> SOURCE EXCERPT:

◇ ◇ ◇ ◇ ◇ ◇ ◇

2006-11-15 15:08:27

by Fabio Coatti

[permalink] [raw]
Subject: strange behaviour with x86_64

Hi all,
I'm seeing a strange behaviour on a dual opteron machine (or, at least it seem
so to me) and I need some advice.
The hardware is: dual opteron 2.4, dual core, 2GB ram
This machine runs apache webserver/mod_perl. Due to some bug in perl code,
often the machine runs out of memory, and oomkiller triggers.
Nothing wrong in this, but while this happens the machine freezes: no activity
is possible, it only answers to "ping" packets and to sysreq commands. Even
the console login freezes.
The only possible recovery is to reboot the machine. I've tried, to collect
more information, to reduce the swap space from 2Gb to 200Mb, and in fact the
lockup happens more often.
It seems to me that when the kernel runs out of memory (swap+phys), it is
unable to recover in any way, even if the oomkiller removes a good deal of
memory hog processes.
Maybe this is the usual behaviour, but I'm a little bit perplexed.
I've used netconsole to collect more data, and I'm attaching a sysreq-t output
obtained during the "lockup" phase. Thanks to Andrea for some useful hints on
how to use netconsole facility :)
Let me know if you need more information, or if this a "no issue" situation :)

the sysreq log file can be found at this url:

http://members.ferrara.linux.it/cova/sysreq.log


Speaking of netconsole, I've been able to collect information from sysreq, but
no boot messages are sent over the network; only when the userland comes up I
can see messages on the remote machines. As anyone some hints about this?

Thanks.


--
Fabio "Cova" Coatti http://members.ferrara.linux.it/cova
Ferrara Linux Users Group http://ferrara.linux.it
GnuPG fp:9765 A5B6 6843 17BC A646 BE8C FA56 373A 5374 C703
Old SysOps never die... they simply forget their password.


2006-11-16 12:38:54

by Oleg Verych

[permalink] [raw]
Subject: Re: strange behaviour with x86_64

On 2006-11-15, Fabio Coatti wrote:
> Hi all,

I'm just trying to move things forward, i'm not a developer.

> I'm seeing a strange behaviour on a dual opteron machine (or, at least it seem
> so to me) and I need some advice.
> The hardware is: dual opteron 2.4, dual core, 2GB ram
> This machine runs apache webserver/mod_perl. Due to some bug in perl code,
> often the machine runs out of memory, and oomkiller triggers.

You seem to run very interesting distribution; when reporting
*kernel* bugs (things), try to follow REPORTING-BUGS (in top dir. of kernel
sources): version (ver_linux), adding to CC list memory management
list from MAINTAINERS file.

As for me, kernel in oom condition is very bad thing. I don't think
"oom killer" idea is working in general (while it helps to link
allyesconfig kernel on 1G without swap ;).

Thus, i suggest you to play with stuff, described in
"Documentation/vm/overcommit-accounting".
____

◇ ◇ ◇ ◇ ◇ ◇ ◇

> DATA SEGMENT:
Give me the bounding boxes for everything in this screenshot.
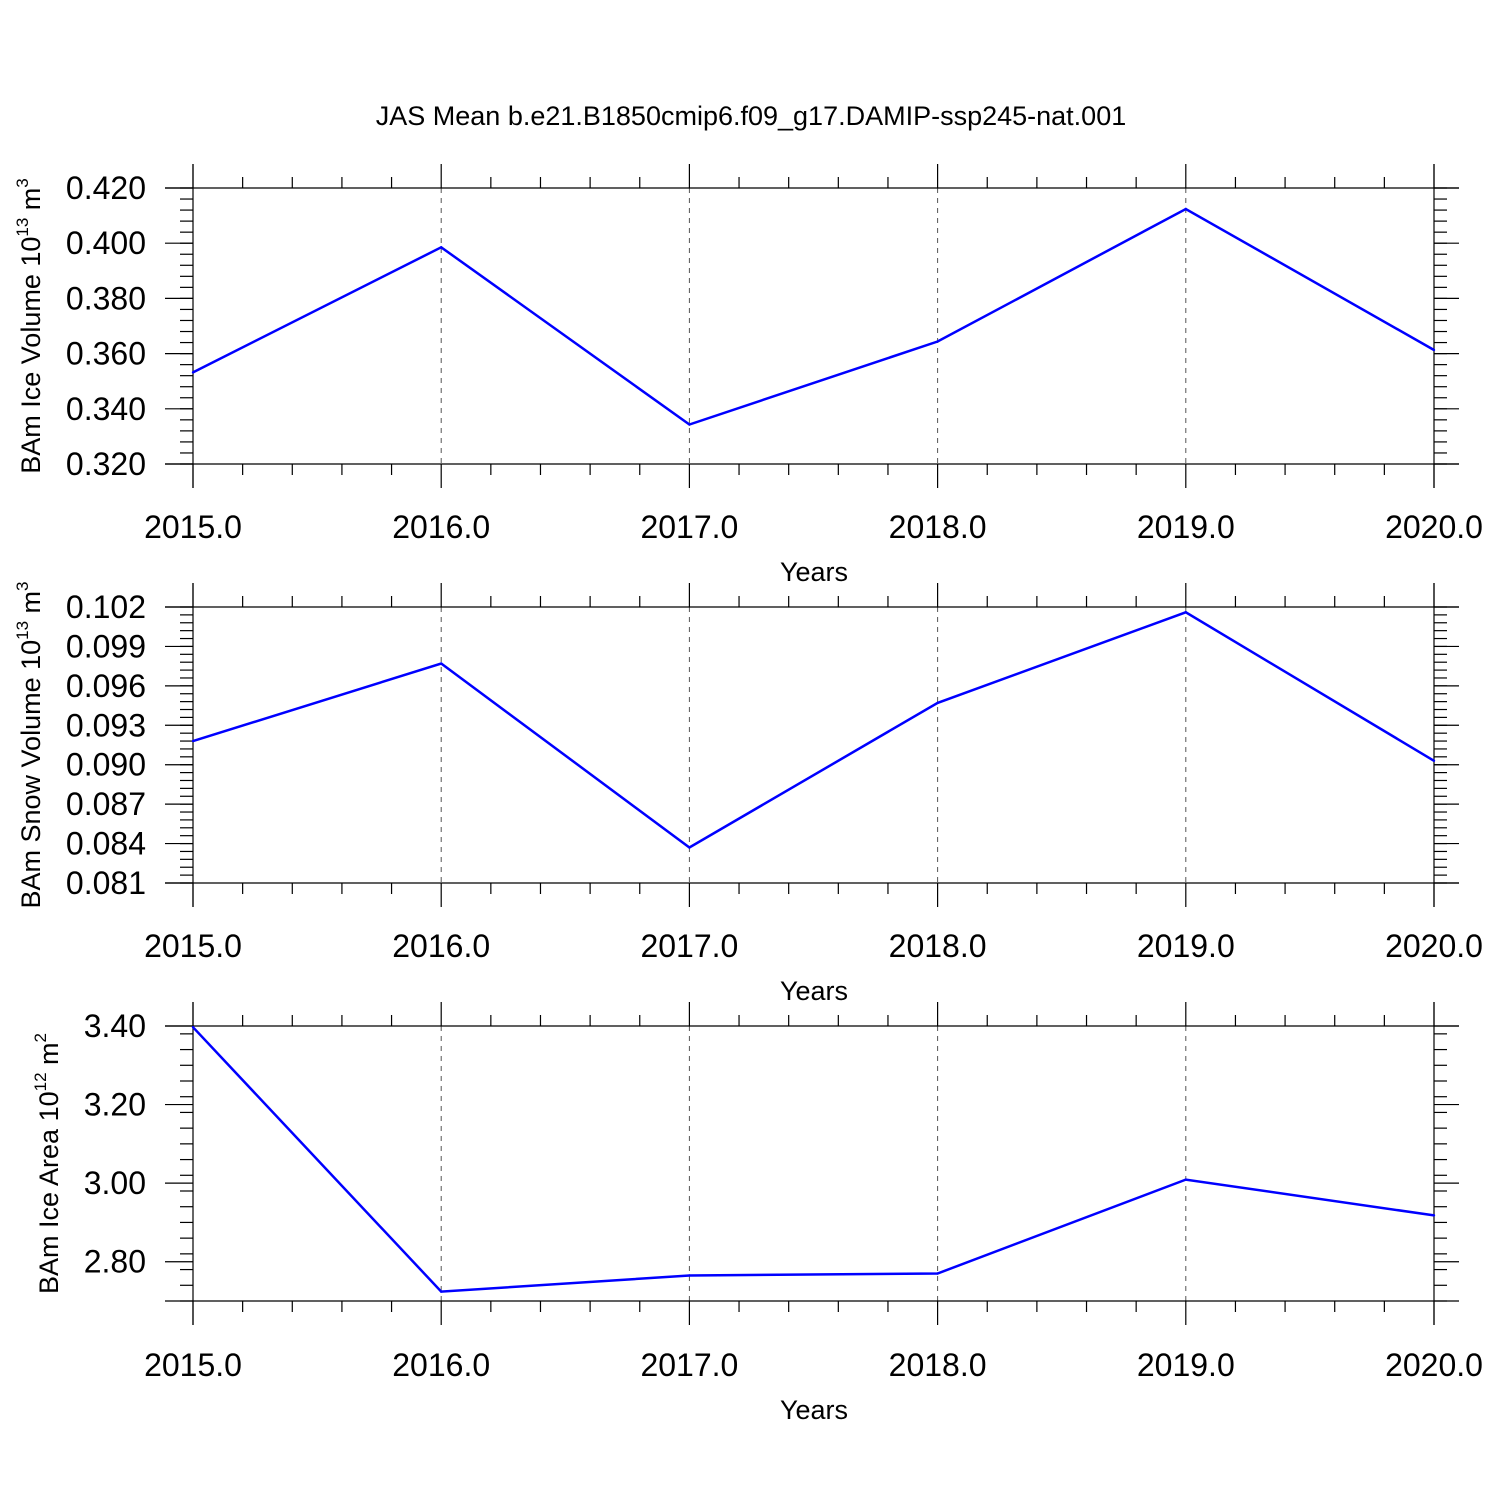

◇ ◇ ◇ ◇ ◇ ◇ ◇

> TASK GOAL:
Answer these questions using the thread about the x86_64 machine that freezes:
1. How much RAM does the machine have?
2. To what size was the swap space reduced?
3. Which documentation file does the reply suggest experimenting with?

> TASK RESULT:
1. 2GB.
2. 200Mb, down from 2Gb.
3. "Documentation/vm/overcommit-accounting".